Single out the lines of the material that contain "xlabel" and copy them.

····················

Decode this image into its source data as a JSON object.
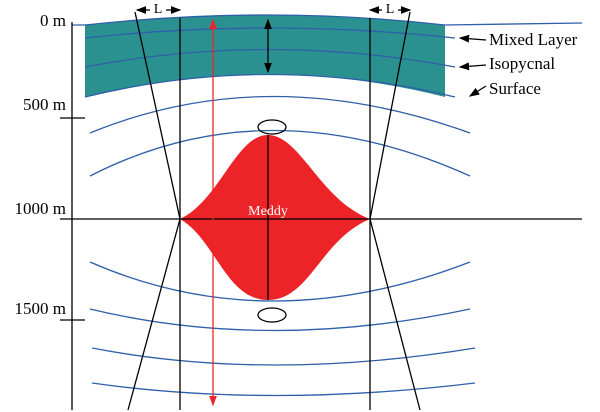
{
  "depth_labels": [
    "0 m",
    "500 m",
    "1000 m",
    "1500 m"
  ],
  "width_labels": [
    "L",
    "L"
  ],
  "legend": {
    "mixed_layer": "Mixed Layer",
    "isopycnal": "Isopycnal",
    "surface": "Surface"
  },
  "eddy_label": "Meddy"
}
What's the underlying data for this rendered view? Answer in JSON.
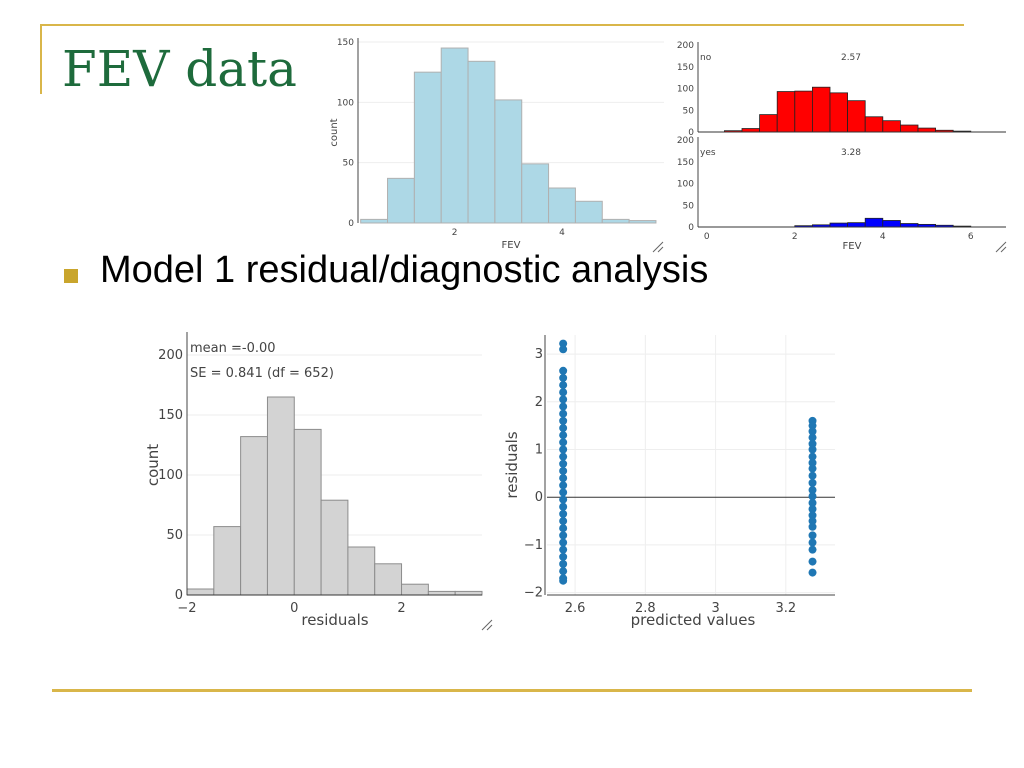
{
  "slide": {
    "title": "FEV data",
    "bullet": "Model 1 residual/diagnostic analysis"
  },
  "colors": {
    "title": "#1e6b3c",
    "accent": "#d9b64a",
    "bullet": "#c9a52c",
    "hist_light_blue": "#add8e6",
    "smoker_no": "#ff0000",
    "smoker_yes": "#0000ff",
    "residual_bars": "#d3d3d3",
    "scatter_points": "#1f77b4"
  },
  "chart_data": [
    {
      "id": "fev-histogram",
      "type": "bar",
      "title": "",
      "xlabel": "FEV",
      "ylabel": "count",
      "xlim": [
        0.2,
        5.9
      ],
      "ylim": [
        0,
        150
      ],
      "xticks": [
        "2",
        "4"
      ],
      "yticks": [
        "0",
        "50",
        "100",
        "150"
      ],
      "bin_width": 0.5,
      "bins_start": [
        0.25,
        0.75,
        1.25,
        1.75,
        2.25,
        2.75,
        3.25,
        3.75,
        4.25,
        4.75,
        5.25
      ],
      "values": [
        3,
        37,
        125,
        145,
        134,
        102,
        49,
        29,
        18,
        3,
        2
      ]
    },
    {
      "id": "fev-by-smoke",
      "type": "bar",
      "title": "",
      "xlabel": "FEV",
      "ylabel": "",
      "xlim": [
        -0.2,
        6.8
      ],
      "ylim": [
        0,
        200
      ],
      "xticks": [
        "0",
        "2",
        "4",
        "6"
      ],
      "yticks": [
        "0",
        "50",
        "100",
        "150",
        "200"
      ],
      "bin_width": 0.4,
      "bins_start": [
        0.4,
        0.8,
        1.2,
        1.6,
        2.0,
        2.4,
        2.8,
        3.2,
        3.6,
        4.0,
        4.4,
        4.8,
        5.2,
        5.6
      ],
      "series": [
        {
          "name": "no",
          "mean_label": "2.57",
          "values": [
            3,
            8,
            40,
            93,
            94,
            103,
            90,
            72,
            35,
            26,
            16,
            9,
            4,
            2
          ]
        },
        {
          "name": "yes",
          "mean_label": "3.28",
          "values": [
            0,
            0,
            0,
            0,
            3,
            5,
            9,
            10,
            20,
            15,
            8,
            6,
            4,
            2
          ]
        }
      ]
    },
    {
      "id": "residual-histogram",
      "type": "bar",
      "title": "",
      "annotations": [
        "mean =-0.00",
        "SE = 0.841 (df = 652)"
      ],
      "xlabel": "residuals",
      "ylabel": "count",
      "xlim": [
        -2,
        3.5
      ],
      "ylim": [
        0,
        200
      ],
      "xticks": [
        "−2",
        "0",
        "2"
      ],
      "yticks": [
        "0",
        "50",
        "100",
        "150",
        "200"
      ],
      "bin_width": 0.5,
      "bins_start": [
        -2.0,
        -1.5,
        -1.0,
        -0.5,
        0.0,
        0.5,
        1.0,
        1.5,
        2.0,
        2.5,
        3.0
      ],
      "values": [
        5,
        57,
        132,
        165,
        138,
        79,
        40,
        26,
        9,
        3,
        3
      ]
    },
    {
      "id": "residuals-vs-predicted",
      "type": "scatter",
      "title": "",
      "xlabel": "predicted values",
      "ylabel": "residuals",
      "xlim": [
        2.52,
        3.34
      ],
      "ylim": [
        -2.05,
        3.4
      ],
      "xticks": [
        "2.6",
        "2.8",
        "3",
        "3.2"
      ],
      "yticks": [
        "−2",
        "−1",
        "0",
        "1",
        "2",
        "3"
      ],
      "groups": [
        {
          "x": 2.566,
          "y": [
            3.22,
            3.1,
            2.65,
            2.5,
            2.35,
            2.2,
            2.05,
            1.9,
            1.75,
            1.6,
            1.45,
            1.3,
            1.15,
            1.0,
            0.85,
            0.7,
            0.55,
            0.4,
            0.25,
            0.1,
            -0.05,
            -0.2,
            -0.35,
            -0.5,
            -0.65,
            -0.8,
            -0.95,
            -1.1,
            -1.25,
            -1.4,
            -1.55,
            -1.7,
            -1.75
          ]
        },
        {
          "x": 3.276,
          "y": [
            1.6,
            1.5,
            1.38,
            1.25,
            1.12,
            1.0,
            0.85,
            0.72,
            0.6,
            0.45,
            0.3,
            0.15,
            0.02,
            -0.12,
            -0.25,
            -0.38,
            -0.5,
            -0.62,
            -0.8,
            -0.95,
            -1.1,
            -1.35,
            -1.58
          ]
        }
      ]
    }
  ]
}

····················

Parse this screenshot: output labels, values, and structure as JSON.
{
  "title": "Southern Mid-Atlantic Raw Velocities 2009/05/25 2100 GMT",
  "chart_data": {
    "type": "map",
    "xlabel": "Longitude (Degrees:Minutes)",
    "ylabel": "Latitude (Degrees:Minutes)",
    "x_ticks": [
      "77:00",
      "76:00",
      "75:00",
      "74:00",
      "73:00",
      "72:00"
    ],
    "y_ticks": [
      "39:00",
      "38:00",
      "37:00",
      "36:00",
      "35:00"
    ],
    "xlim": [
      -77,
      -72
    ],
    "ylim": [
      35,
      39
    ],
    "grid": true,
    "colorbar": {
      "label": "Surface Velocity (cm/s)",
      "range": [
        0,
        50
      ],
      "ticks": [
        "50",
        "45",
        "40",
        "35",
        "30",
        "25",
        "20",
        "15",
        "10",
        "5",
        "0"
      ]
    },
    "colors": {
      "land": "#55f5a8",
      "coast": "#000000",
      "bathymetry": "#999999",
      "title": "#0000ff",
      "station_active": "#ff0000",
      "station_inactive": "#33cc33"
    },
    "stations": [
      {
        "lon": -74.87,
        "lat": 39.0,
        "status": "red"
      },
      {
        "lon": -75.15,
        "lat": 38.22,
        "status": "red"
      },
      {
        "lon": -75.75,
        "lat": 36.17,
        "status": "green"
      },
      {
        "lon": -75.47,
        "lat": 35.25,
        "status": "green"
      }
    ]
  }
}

····················

Answer in full —
      "xlabel": "FEV",
      "xlabel": "FEV",
      "xlabel": "residuals",
      "xlabel": "predicted values",
    "xlabel": "Longitude (Degrees:Minutes)",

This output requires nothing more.